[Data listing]

══════════════════════════════

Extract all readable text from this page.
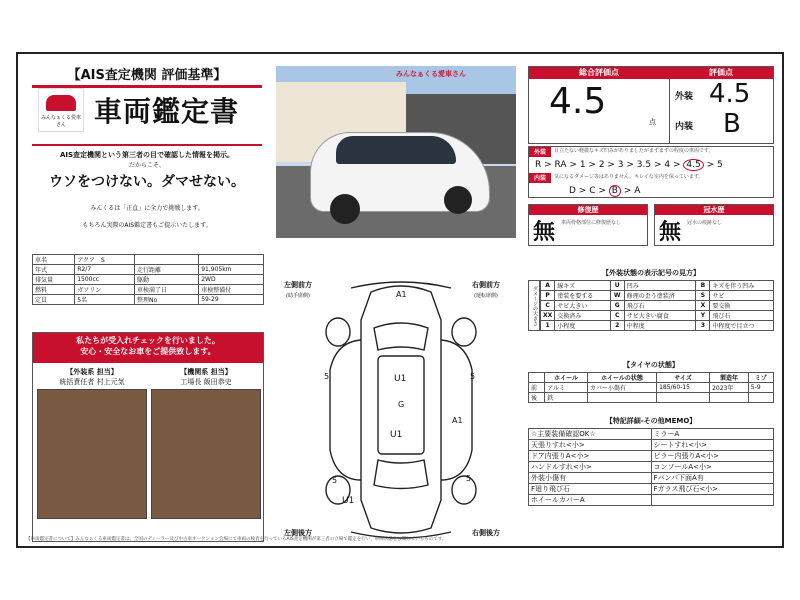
【AIS査定機関 評価基準】
みんなぁくる愛車さん	車両鑑定書
AIS査定機関という第三者の目で確認した情報を掲示。
だからこそ、
ウソをつけない。ダマせない。
みんくるは「正直」に全力で挑戦します。
もちろん実際のAIS鑑定書もご提示いたします。
みんなぁくる愛車さん	総合評価点	評価点
4.5	点
外装 4.5
内装 B
外装	目立たない軽微なキズ凹みがありましたがまずまずの程度の車両です。
R > RA > 1 > 2 > 3 > 3.5 > 4 > 4.5 > 5
内装	気になるダメージ等はありません。キレイな室内を保っています。
D > C > B > A
修復歴
無	車両骨格部位に修復歴なし
冠水歴
無	冠水の痕跡なし
車名	アクア　S		
年式	R2/7	走行距離	91,905km
排気量	1500cc	駆動	2WD
燃料	ガソリン	車検満了日	車検整備付
定員	5名	整理No	59-29
私たちが受入れチェックを行いました。
安心・安全なお車をご提供致します。
【外装系 担当】
統括責任者 村上元気
【機関系 担当】
工場長 飯田恭史
左側前方
(助手席側)
右側前方
(運転席側)
左側後方	右側後方
A1
5	5
U1
G
U1
A1
5
U1
5
【外装状態の表示記号の見方】
ダメージの大きさ	A	線キズ	U	凹み	B	キズを伴う凹み
P	塗装を要する	W	修理の歪う塗装済	S	サビ
C	サビ大きい	G	飛び石	X	要交換
XX	交換済み	C	サビ大きい腐食	Y	飛び石
1	小程度	2	中程度	3	中程度で目立つ
【タイヤの状態】
	ホイール	ホイールの状態	サイズ	製造年	ミゾ
前	アルミ	カバー小傷有	185/60-15	2023年	5-9
後	鉄				
【特記詳細-その他MEMO】
☆主要装備確認OK☆	ミラーA
天張りすれ<小>	シートすれ<小>
ドア内張りA<小>	ピラー内張りA<小>
ハンドルすれ<小>	コンソールA<小>
外装小傷有	Fバンパ下面A有
F廻り飛び石	Fガラス飛び石<小>
ホイールカバーA	
【車両鑑定書について】みんなぁくる車両鑑定書は、全国のディーラー及び中古車オークション会場にて車両の検査を行っているAIS査定機関が第三者の立場で鑑定を行い、車両状態を公開しているものです。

══════════════════════════════

- Directions -
Copy all lines from the material that hold "みんなぁくる愛車さん".

- Solution to this task -
みんなぁくる愛車さん	車両鑑定書
みんなぁくる愛車さん	総合評価点	評価点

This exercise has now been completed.